Data entries:
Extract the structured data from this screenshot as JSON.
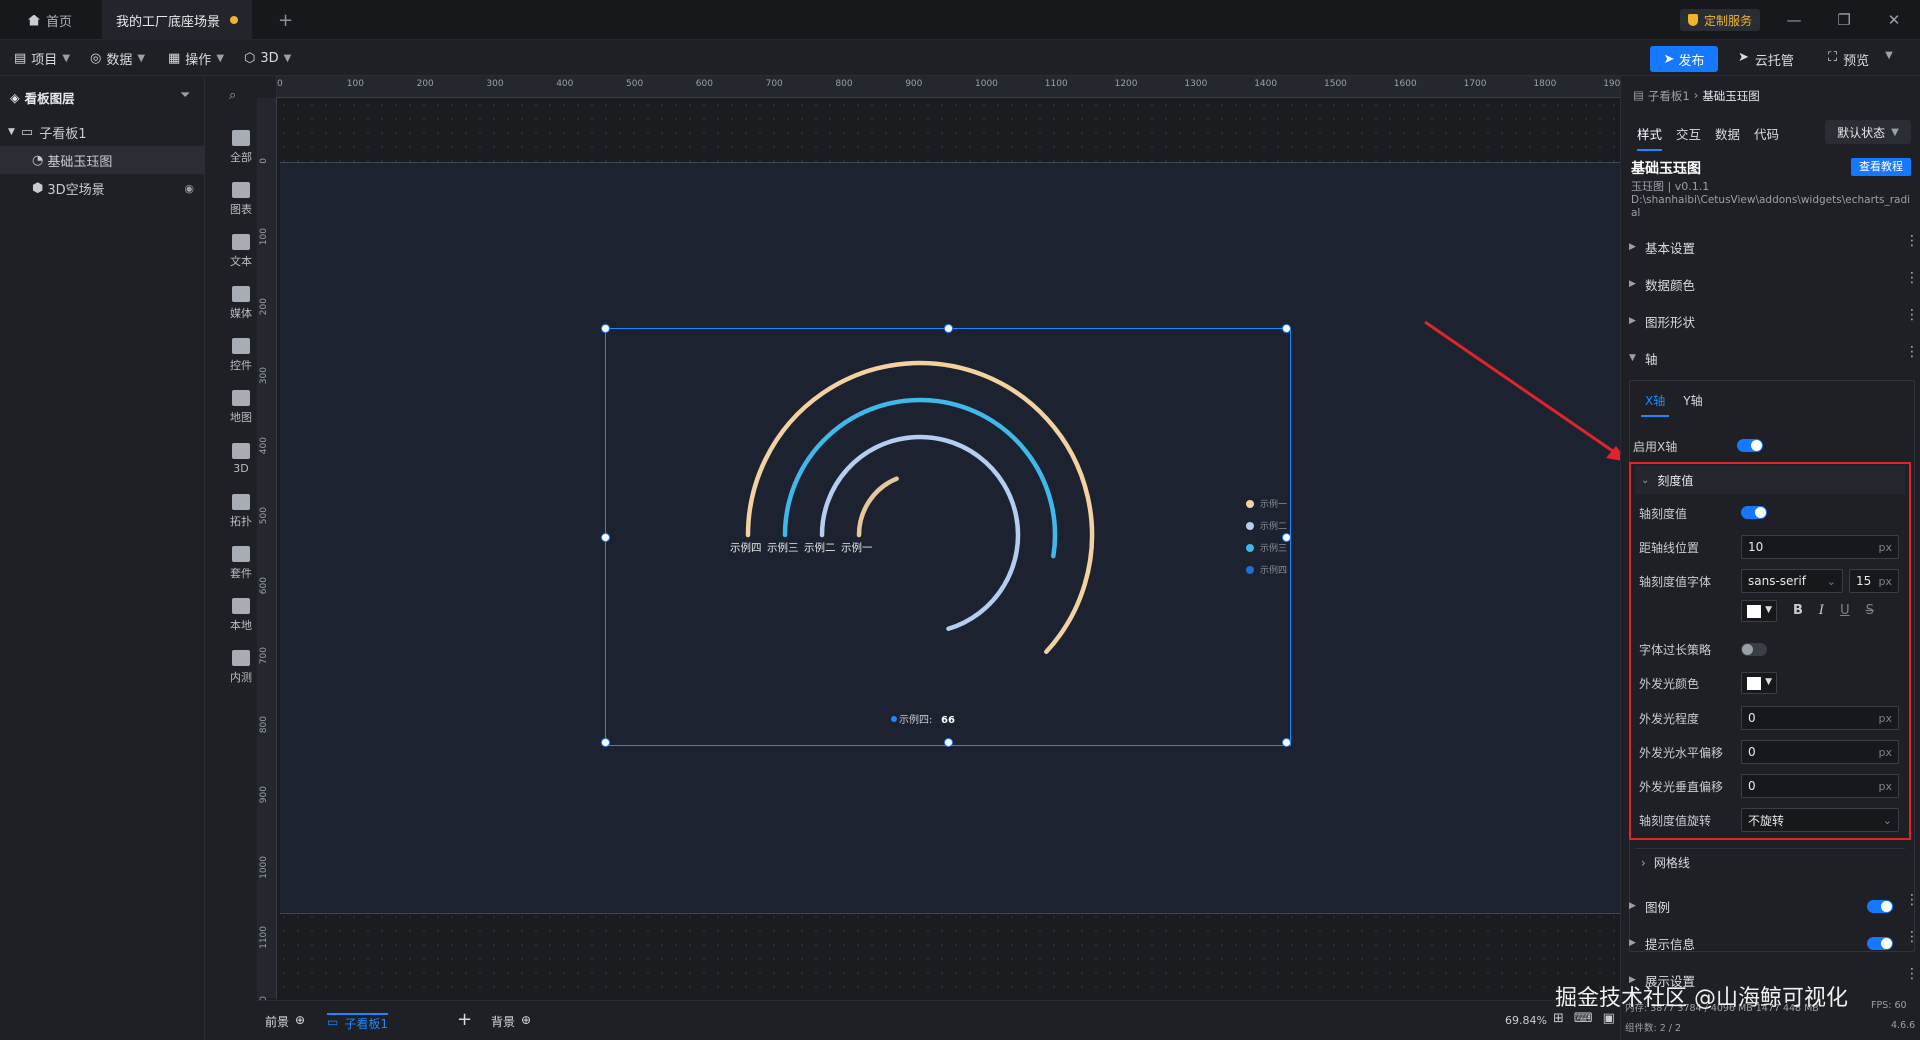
{
  "tabs": [
    {
      "label": "首页",
      "icon": "home-icon"
    },
    {
      "label": "我的工厂底座场景",
      "modified": true
    }
  ],
  "window": {
    "custom_service": "定制服务"
  },
  "menu": [
    {
      "label": "项目",
      "icon": "document-icon"
    },
    {
      "label": "数据",
      "icon": "database-icon"
    },
    {
      "label": "操作",
      "icon": "grid-icon"
    },
    {
      "label": "3D",
      "icon": "cube-icon"
    }
  ],
  "toolbar": {
    "publish": "发布",
    "cloud": "云托管",
    "preview": "预览"
  },
  "layers": {
    "title": "看板图层",
    "items": [
      {
        "label": "子看板1"
      },
      {
        "label": "基础玉珏图"
      },
      {
        "label": "3D空场景"
      }
    ]
  },
  "components": [
    "全部",
    "图表",
    "文本",
    "媒体",
    "控件",
    "地图",
    "3D",
    "拓扑",
    "套件",
    "本地",
    "内测"
  ],
  "ruler": {
    "x_ticks": [
      "0",
      "100",
      "200",
      "300",
      "400",
      "500",
      "600",
      "700",
      "800",
      "900",
      "1000",
      "1100",
      "1200",
      "1300",
      "1400",
      "1500",
      "1600",
      "1700",
      "1800",
      "1900"
    ],
    "y_ticks": [
      "0",
      "100",
      "200",
      "300",
      "400",
      "500",
      "600",
      "700",
      "800",
      "900",
      "1000",
      "1100",
      "1200"
    ]
  },
  "chart": {
    "colors": [
      "#f3d2a2",
      "#3fb8ea",
      "#b5cdf0",
      "#e8c79a"
    ],
    "legend": [
      "示例一",
      "示例二",
      "示例三",
      "示例四"
    ],
    "legend_dots": [
      "#f3d2a2",
      "#b5cdf0",
      "#3fb8ea",
      "#1e6ed8"
    ],
    "ring_labels": [
      "示例四",
      "示例三",
      "示例二",
      "示例一"
    ],
    "tooltip_label": "示例四:",
    "tooltip_value": "66"
  },
  "chart_data": {
    "type": "radial-bar",
    "categories": [
      "示例四",
      "示例三",
      "示例二",
      "示例一"
    ],
    "values": [
      66,
      56,
      75,
      20
    ],
    "max_angle_fraction": 1
  },
  "bottom": {
    "foreground": "前景",
    "board": "子看板1",
    "background": "背景",
    "zoom": "69.84%",
    "memory": "内存: 3877 3784 / 4096 MB  1477 448 MB",
    "fps": "FPS: 60",
    "count": "组件数: 2 / 2",
    "version": "4.6.6"
  },
  "panel": {
    "breadcrumb_parent": "子看板1",
    "breadcrumb_current": "基础玉珏图",
    "tabs": [
      "样式",
      "交互",
      "数据",
      "代码"
    ],
    "state": "默认状态",
    "title": "基础玉珏图",
    "tutorial": "查看教程",
    "subtitle": "玉珏图 | v0.1.1",
    "path": "D:\\shanhaibi\\CetusView\\addons\\widgets\\echarts_radial",
    "sections": [
      "基本设置",
      "数据颜色",
      "图形形状",
      "轴"
    ],
    "axis_tabs": [
      "X轴",
      "Y轴"
    ],
    "enable_x": "启用X轴",
    "tick_section": "刻度值",
    "props": {
      "tick_value": "轴刻度值",
      "distance": "距轴线位置",
      "distance_value": "10",
      "font": "轴刻度值字体",
      "font_family": "sans-serif",
      "font_size": "15",
      "overflow": "字体过长策略",
      "glow_color": "外发光颜色",
      "glow_level": "外发光程度",
      "glow_level_value": "0",
      "glow_x": "外发光水平偏移",
      "glow_x_value": "0",
      "glow_y": "外发光垂直偏移",
      "glow_y_value": "0",
      "rotate": "轴刻度值旋转",
      "rotate_value": "不旋转",
      "unit": "px"
    },
    "grid_line": "网格线",
    "bottom_sections": [
      "图例",
      "提示信息",
      "展示设置"
    ]
  },
  "watermark": "掘金技术社区 @山海鲸可视化"
}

▶ _REQUIREMENT_
Copy out every line of the material above exactly, skipping the pictures.

▶ _EXERCISE RESULT_
Extract the structured data from this screenshot as JSON.
{
  "tabs": [
    {
      "label": "首页",
      "icon": "home-icon"
    },
    {
      "label": "我的工厂底座场景",
      "modified": true
    }
  ],
  "window": {
    "custom_service": "定制服务"
  },
  "menu": [
    {
      "label": "项目",
      "icon": "document-icon"
    },
    {
      "label": "数据",
      "icon": "database-icon"
    },
    {
      "label": "操作",
      "icon": "grid-icon"
    },
    {
      "label": "3D",
      "icon": "cube-icon"
    }
  ],
  "toolbar": {
    "publish": "发布",
    "cloud": "云托管",
    "preview": "预览"
  },
  "layers": {
    "title": "看板图层",
    "items": [
      {
        "label": "子看板1"
      },
      {
        "label": "基础玉珏图"
      },
      {
        "label": "3D空场景"
      }
    ]
  },
  "components": [
    "全部",
    "图表",
    "文本",
    "媒体",
    "控件",
    "地图",
    "3D",
    "拓扑",
    "套件",
    "本地",
    "内测"
  ],
  "ruler": {
    "x_ticks": [
      "0",
      "100",
      "200",
      "300",
      "400",
      "500",
      "600",
      "700",
      "800",
      "900",
      "1000",
      "1100",
      "1200",
      "1300",
      "1400",
      "1500",
      "1600",
      "1700",
      "1800",
      "1900"
    ],
    "y_ticks": [
      "0",
      "100",
      "200",
      "300",
      "400",
      "500",
      "600",
      "700",
      "800",
      "900",
      "1000",
      "1100",
      "1200"
    ]
  },
  "chart": {
    "colors": [
      "#f3d2a2",
      "#3fb8ea",
      "#b5cdf0",
      "#e8c79a"
    ],
    "legend": [
      "示例一",
      "示例二",
      "示例三",
      "示例四"
    ],
    "legend_dots": [
      "#f3d2a2",
      "#b5cdf0",
      "#3fb8ea",
      "#1e6ed8"
    ],
    "ring_labels": [
      "示例四",
      "示例三",
      "示例二",
      "示例一"
    ],
    "tooltip_label": "示例四:",
    "tooltip_value": "66"
  },
  "chart_data": {
    "type": "radial-bar",
    "categories": [
      "示例四",
      "示例三",
      "示例二",
      "示例一"
    ],
    "values": [
      66,
      56,
      75,
      20
    ],
    "max_angle_fraction": 1
  },
  "bottom": {
    "foreground": "前景",
    "board": "子看板1",
    "background": "背景",
    "zoom": "69.84%",
    "memory": "内存: 3877 3784 / 4096 MB  1477 448 MB",
    "fps": "FPS: 60",
    "count": "组件数: 2 / 2",
    "version": "4.6.6"
  },
  "panel": {
    "breadcrumb_parent": "子看板1",
    "breadcrumb_current": "基础玉珏图",
    "tabs": [
      "样式",
      "交互",
      "数据",
      "代码"
    ],
    "state": "默认状态",
    "title": "基础玉珏图",
    "tutorial": "查看教程",
    "subtitle": "玉珏图 | v0.1.1",
    "path": "D:\\shanhaibi\\CetusView\\addons\\widgets\\echarts_radial",
    "sections": [
      "基本设置",
      "数据颜色",
      "图形形状",
      "轴"
    ],
    "axis_tabs": [
      "X轴",
      "Y轴"
    ],
    "enable_x": "启用X轴",
    "tick_section": "刻度值",
    "props": {
      "tick_value": "轴刻度值",
      "distance": "距轴线位置",
      "distance_value": "10",
      "font": "轴刻度值字体",
      "font_family": "sans-serif",
      "font_size": "15",
      "overflow": "字体过长策略",
      "glow_color": "外发光颜色",
      "glow_level": "外发光程度",
      "glow_level_value": "0",
      "glow_x": "外发光水平偏移",
      "glow_x_value": "0",
      "glow_y": "外发光垂直偏移",
      "glow_y_value": "0",
      "rotate": "轴刻度值旋转",
      "rotate_value": "不旋转",
      "unit": "px"
    },
    "grid_line": "网格线",
    "bottom_sections": [
      "图例",
      "提示信息",
      "展示设置"
    ]
  },
  "watermark": "掘金技术社区 @山海鲸可视化"
}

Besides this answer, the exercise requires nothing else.